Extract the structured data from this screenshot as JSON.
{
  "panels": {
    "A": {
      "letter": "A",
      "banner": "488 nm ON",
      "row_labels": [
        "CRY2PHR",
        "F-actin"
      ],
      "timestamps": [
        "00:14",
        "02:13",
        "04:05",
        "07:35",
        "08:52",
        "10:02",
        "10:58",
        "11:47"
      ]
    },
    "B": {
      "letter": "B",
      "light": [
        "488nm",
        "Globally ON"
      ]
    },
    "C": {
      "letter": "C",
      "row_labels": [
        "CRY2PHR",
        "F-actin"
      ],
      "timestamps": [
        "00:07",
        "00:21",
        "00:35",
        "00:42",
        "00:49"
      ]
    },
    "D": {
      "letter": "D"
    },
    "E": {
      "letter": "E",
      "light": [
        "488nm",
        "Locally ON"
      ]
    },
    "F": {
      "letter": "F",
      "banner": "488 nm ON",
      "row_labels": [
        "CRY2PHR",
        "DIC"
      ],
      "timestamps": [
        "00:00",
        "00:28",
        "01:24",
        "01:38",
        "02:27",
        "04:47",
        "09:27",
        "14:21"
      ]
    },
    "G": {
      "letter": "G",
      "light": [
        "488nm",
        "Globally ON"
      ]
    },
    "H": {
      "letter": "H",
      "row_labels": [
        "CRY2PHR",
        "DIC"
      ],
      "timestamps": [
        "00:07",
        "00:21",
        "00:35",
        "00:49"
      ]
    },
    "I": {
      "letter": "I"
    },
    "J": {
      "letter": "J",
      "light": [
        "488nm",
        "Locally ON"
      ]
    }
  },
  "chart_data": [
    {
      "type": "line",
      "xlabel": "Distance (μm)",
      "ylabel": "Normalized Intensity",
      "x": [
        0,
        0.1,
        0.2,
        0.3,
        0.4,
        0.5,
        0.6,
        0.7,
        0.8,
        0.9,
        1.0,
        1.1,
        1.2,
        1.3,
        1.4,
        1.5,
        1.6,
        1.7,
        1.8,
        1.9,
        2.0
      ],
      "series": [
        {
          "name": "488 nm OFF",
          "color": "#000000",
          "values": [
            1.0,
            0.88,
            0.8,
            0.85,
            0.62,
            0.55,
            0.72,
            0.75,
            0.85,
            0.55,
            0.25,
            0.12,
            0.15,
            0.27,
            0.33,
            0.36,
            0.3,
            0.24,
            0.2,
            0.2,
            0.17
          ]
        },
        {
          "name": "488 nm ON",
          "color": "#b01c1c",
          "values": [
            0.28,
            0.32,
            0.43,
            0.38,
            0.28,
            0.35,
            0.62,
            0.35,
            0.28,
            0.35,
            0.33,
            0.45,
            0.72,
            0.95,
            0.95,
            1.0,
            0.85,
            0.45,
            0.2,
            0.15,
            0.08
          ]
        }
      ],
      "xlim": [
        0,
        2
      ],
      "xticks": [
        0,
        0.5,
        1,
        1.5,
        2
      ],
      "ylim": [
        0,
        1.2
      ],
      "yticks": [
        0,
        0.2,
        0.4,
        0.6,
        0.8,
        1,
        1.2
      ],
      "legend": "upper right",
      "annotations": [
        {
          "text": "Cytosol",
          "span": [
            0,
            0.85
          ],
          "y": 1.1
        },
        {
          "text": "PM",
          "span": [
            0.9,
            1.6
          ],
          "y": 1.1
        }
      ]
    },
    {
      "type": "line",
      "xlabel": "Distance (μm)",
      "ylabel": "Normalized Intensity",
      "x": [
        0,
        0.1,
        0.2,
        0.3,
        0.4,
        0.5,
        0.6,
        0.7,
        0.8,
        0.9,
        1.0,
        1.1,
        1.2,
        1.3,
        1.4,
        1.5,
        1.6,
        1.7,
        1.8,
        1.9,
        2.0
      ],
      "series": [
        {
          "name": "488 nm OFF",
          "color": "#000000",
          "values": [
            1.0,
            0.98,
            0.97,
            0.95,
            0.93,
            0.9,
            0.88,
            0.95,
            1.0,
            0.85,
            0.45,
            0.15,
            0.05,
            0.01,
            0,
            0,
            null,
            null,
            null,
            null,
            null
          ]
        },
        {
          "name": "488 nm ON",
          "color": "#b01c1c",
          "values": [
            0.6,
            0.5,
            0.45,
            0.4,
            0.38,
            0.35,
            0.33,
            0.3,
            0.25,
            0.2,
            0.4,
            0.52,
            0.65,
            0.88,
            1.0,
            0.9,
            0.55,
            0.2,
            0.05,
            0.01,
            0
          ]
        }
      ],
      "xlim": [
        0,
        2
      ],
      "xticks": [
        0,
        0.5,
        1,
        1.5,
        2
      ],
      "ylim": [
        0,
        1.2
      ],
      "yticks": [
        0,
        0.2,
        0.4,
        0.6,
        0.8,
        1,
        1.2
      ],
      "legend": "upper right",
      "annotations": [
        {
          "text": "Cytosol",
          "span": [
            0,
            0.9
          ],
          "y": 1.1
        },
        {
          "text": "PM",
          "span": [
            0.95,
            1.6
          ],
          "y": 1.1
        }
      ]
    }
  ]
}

=-=-=

## DIRECTIVE
Your task is to reproduce the whole listing exactly.

## RESPONSE TO THE TASK
Extract the structured data from this screenshot as JSON.
{
  "panels": {
    "A": {
      "letter": "A",
      "banner": "488 nm ON",
      "row_labels": [
        "CRY2PHR",
        "F-actin"
      ],
      "timestamps": [
        "00:14",
        "02:13",
        "04:05",
        "07:35",
        "08:52",
        "10:02",
        "10:58",
        "11:47"
      ]
    },
    "B": {
      "letter": "B",
      "light": [
        "488nm",
        "Globally ON"
      ]
    },
    "C": {
      "letter": "C",
      "row_labels": [
        "CRY2PHR",
        "F-actin"
      ],
      "timestamps": [
        "00:07",
        "00:21",
        "00:35",
        "00:42",
        "00:49"
      ]
    },
    "D": {
      "letter": "D"
    },
    "E": {
      "letter": "E",
      "light": [
        "488nm",
        "Locally ON"
      ]
    },
    "F": {
      "letter": "F",
      "banner": "488 nm ON",
      "row_labels": [
        "CRY2PHR",
        "DIC"
      ],
      "timestamps": [
        "00:00",
        "00:28",
        "01:24",
        "01:38",
        "02:27",
        "04:47",
        "09:27",
        "14:21"
      ]
    },
    "G": {
      "letter": "G",
      "light": [
        "488nm",
        "Globally ON"
      ]
    },
    "H": {
      "letter": "H",
      "row_labels": [
        "CRY2PHR",
        "DIC"
      ],
      "timestamps": [
        "00:07",
        "00:21",
        "00:35",
        "00:49"
      ]
    },
    "I": {
      "letter": "I"
    },
    "J": {
      "letter": "J",
      "light": [
        "488nm",
        "Locally ON"
      ]
    }
  },
  "chart_data": [
    {
      "type": "line",
      "xlabel": "Distance (μm)",
      "ylabel": "Normalized Intensity",
      "x": [
        0,
        0.1,
        0.2,
        0.3,
        0.4,
        0.5,
        0.6,
        0.7,
        0.8,
        0.9,
        1.0,
        1.1,
        1.2,
        1.3,
        1.4,
        1.5,
        1.6,
        1.7,
        1.8,
        1.9,
        2.0
      ],
      "series": [
        {
          "name": "488 nm OFF",
          "color": "#000000",
          "values": [
            1.0,
            0.88,
            0.8,
            0.85,
            0.62,
            0.55,
            0.72,
            0.75,
            0.85,
            0.55,
            0.25,
            0.12,
            0.15,
            0.27,
            0.33,
            0.36,
            0.3,
            0.24,
            0.2,
            0.2,
            0.17
          ]
        },
        {
          "name": "488 nm ON",
          "color": "#b01c1c",
          "values": [
            0.28,
            0.32,
            0.43,
            0.38,
            0.28,
            0.35,
            0.62,
            0.35,
            0.28,
            0.35,
            0.33,
            0.45,
            0.72,
            0.95,
            0.95,
            1.0,
            0.85,
            0.45,
            0.2,
            0.15,
            0.08
          ]
        }
      ],
      "xlim": [
        0,
        2
      ],
      "xticks": [
        0,
        0.5,
        1,
        1.5,
        2
      ],
      "ylim": [
        0,
        1.2
      ],
      "yticks": [
        0,
        0.2,
        0.4,
        0.6,
        0.8,
        1,
        1.2
      ],
      "legend": "upper right",
      "annotations": [
        {
          "text": "Cytosol",
          "span": [
            0,
            0.85
          ],
          "y": 1.1
        },
        {
          "text": "PM",
          "span": [
            0.9,
            1.6
          ],
          "y": 1.1
        }
      ]
    },
    {
      "type": "line",
      "xlabel": "Distance (μm)",
      "ylabel": "Normalized Intensity",
      "x": [
        0,
        0.1,
        0.2,
        0.3,
        0.4,
        0.5,
        0.6,
        0.7,
        0.8,
        0.9,
        1.0,
        1.1,
        1.2,
        1.3,
        1.4,
        1.5,
        1.6,
        1.7,
        1.8,
        1.9,
        2.0
      ],
      "series": [
        {
          "name": "488 nm OFF",
          "color": "#000000",
          "values": [
            1.0,
            0.98,
            0.97,
            0.95,
            0.93,
            0.9,
            0.88,
            0.95,
            1.0,
            0.85,
            0.45,
            0.15,
            0.05,
            0.01,
            0,
            0,
            null,
            null,
            null,
            null,
            null
          ]
        },
        {
          "name": "488 nm ON",
          "color": "#b01c1c",
          "values": [
            0.6,
            0.5,
            0.45,
            0.4,
            0.38,
            0.35,
            0.33,
            0.3,
            0.25,
            0.2,
            0.4,
            0.52,
            0.65,
            0.88,
            1.0,
            0.9,
            0.55,
            0.2,
            0.05,
            0.01,
            0
          ]
        }
      ],
      "xlim": [
        0,
        2
      ],
      "xticks": [
        0,
        0.5,
        1,
        1.5,
        2
      ],
      "ylim": [
        0,
        1.2
      ],
      "yticks": [
        0,
        0.2,
        0.4,
        0.6,
        0.8,
        1,
        1.2
      ],
      "legend": "upper right",
      "annotations": [
        {
          "text": "Cytosol",
          "span": [
            0,
            0.9
          ],
          "y": 1.1
        },
        {
          "text": "PM",
          "span": [
            0.95,
            1.6
          ],
          "y": 1.1
        }
      ]
    }
  ]
}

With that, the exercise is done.